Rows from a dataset
□ □ □ □ □

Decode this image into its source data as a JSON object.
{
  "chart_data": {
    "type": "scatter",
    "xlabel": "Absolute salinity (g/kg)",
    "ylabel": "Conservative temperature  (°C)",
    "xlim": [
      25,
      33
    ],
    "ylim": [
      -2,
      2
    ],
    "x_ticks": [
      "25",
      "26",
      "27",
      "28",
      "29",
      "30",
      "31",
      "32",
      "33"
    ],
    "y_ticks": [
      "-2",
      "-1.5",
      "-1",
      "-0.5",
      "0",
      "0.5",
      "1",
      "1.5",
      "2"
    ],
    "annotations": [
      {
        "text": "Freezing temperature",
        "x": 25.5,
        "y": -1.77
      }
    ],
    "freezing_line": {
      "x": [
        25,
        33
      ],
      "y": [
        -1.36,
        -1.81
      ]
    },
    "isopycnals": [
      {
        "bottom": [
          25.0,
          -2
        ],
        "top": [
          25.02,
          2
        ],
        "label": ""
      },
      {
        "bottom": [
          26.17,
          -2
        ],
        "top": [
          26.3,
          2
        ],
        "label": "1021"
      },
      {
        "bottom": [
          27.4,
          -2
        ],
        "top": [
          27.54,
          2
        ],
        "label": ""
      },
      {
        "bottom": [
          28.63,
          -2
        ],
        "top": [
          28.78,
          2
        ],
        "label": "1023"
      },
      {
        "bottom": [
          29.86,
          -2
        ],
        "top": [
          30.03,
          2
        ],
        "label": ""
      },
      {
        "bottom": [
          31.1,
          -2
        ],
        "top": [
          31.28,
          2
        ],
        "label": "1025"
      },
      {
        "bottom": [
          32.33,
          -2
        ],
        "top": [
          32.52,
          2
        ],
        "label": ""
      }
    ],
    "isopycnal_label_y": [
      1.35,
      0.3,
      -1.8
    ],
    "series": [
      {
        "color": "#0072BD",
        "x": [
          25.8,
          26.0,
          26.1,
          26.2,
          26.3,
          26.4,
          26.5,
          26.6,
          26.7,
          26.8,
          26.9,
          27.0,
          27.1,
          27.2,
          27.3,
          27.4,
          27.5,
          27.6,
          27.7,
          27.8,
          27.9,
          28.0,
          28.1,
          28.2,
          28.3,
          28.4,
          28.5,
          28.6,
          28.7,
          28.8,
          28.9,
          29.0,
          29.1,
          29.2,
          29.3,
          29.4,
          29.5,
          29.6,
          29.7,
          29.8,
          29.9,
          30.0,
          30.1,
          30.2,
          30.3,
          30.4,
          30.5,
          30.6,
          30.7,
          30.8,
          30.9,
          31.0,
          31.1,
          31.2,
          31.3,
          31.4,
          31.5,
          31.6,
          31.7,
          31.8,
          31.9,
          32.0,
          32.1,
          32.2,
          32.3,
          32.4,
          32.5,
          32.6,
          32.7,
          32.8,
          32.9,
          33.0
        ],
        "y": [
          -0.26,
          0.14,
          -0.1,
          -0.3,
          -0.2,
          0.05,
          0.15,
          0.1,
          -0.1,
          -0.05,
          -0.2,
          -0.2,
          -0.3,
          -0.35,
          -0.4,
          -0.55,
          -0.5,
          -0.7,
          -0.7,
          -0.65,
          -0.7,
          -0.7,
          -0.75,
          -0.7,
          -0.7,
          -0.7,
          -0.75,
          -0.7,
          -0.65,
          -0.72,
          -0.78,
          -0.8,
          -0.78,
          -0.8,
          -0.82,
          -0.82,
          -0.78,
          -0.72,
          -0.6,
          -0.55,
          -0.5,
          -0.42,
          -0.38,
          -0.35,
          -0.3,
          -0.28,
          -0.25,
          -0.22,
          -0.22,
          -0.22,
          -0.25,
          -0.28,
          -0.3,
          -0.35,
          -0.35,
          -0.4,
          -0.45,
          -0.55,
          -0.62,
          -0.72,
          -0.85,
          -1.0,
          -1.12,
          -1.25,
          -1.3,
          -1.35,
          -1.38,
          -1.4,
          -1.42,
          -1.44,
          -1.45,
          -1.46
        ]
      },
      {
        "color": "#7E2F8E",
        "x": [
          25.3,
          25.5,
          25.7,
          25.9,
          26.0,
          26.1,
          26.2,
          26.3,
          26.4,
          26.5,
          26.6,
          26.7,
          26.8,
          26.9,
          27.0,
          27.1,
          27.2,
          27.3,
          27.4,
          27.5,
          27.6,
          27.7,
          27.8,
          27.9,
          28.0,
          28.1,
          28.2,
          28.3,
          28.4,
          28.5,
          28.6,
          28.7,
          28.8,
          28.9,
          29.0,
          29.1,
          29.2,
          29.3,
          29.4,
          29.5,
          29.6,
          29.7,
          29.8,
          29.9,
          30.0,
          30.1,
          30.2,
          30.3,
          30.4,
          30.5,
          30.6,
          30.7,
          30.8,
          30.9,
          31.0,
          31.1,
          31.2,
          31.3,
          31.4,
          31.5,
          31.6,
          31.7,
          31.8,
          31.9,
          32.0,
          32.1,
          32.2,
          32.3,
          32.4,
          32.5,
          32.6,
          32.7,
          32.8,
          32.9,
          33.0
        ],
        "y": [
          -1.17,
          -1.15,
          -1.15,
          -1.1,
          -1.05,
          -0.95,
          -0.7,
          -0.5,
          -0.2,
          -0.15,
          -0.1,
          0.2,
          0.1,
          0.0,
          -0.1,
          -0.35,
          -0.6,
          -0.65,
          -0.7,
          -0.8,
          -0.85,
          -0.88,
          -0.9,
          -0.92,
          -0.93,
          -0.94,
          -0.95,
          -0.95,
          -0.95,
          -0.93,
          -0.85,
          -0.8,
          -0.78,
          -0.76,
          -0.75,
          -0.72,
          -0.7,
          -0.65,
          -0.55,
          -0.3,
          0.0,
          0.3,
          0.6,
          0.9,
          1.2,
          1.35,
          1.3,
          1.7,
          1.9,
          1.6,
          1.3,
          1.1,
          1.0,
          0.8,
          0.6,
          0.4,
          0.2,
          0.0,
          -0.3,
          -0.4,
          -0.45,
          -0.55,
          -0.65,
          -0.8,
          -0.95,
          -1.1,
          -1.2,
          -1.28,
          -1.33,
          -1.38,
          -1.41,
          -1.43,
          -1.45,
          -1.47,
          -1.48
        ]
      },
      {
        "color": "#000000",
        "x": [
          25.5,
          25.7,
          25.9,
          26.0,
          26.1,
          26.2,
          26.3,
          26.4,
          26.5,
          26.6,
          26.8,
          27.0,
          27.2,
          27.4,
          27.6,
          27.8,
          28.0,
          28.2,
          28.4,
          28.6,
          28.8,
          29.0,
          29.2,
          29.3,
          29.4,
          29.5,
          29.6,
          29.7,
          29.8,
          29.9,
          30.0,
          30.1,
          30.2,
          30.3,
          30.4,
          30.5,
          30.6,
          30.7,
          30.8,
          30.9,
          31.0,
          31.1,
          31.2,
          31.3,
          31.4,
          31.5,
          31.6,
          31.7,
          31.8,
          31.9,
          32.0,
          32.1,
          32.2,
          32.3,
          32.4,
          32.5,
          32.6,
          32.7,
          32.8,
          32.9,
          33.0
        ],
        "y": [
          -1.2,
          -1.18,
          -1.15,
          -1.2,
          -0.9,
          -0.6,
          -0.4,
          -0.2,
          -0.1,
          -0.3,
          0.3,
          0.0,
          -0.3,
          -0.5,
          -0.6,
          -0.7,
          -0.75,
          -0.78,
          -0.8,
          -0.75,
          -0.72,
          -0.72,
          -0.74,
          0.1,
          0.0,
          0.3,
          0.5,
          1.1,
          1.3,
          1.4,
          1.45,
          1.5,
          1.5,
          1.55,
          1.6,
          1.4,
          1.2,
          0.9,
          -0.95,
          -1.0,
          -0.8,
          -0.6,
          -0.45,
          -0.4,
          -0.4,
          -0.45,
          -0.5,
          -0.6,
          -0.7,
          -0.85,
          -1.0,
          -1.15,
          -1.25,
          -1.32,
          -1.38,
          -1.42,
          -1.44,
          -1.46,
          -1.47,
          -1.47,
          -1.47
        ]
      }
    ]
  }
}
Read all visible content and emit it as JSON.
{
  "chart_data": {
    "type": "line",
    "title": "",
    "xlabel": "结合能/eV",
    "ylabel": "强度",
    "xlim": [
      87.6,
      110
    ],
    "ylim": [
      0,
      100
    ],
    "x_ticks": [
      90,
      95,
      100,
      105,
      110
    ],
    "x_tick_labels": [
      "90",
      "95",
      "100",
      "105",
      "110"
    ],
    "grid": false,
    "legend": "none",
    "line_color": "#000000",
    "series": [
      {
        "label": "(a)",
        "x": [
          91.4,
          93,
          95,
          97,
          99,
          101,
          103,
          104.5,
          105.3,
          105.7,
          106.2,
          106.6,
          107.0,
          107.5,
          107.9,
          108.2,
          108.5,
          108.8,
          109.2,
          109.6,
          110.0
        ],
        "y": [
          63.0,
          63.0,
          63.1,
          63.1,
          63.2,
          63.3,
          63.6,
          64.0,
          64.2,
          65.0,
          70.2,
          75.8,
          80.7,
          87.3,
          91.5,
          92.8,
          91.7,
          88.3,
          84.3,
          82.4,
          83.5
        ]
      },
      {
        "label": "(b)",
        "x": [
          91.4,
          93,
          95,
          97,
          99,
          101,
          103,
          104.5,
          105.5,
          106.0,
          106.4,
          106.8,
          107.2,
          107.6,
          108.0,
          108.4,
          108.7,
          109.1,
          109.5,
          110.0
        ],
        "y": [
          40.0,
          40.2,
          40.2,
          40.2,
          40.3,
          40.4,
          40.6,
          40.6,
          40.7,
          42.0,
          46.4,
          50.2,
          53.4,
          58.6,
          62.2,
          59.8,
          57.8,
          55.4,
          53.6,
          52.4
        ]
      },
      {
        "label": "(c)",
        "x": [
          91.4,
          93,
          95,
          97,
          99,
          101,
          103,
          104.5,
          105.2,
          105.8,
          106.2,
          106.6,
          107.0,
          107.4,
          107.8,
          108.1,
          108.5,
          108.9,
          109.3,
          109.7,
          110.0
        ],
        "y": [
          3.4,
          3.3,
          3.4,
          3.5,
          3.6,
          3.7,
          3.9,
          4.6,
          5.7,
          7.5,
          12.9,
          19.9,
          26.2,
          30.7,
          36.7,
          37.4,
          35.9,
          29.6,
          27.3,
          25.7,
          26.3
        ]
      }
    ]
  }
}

□ □ □ □ □

# BRIEF
Among the lines of the data, identify those with the word "xlabel". Copy each of them.

# REPLY TO THE TASK
    "xlabel": "Absolute salinity (g/kg)",
    "xlabel": "结合能/eV",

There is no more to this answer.